Go through the material below and copy each line where the word "персоналу" appears.

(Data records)
** START **

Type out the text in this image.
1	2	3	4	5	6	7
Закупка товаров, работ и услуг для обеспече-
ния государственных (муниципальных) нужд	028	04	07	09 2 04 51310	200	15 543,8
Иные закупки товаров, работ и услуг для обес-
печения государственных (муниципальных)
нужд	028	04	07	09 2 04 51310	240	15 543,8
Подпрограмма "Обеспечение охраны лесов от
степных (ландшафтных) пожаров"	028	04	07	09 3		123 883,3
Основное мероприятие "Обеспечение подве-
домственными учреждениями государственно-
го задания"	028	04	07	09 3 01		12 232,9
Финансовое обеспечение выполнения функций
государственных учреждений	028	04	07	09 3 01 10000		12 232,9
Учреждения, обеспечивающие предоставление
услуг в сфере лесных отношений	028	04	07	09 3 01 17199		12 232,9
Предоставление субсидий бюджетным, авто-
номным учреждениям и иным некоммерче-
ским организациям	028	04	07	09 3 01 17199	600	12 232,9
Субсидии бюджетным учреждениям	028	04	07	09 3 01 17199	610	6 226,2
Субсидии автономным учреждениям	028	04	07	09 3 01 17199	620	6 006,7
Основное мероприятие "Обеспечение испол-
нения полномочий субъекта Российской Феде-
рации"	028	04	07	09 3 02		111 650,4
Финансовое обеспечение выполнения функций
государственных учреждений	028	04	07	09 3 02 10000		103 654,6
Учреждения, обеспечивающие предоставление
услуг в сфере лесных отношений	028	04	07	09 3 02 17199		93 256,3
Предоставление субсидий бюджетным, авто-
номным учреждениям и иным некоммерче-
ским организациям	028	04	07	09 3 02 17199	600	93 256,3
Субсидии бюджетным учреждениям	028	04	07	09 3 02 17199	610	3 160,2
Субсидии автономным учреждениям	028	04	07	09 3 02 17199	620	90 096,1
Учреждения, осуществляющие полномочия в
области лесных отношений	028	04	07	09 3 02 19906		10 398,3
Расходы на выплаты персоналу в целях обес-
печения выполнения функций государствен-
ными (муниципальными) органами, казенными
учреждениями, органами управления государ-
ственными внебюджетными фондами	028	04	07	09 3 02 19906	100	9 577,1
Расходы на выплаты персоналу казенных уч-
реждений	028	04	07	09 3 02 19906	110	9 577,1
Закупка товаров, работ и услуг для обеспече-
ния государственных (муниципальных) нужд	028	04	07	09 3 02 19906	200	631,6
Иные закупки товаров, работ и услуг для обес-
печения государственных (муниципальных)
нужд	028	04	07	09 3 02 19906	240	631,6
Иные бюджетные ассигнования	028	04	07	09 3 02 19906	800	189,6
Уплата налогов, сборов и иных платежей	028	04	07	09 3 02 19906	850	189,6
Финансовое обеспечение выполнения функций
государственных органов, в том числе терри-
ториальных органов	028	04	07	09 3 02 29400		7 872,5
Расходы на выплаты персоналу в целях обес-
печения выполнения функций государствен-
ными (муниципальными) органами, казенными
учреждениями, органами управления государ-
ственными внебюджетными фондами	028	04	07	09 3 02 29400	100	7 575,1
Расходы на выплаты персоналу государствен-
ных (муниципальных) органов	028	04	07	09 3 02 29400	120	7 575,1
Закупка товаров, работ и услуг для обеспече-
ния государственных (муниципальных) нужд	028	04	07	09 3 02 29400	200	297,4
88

** END **

**Exercise result**
Расходы на выплаты персоналу в целях обес-
Расходы на выплаты персоналу казенных уч-
Расходы на выплаты персоналу в целях обес-
Расходы на выплаты персоналу государствен-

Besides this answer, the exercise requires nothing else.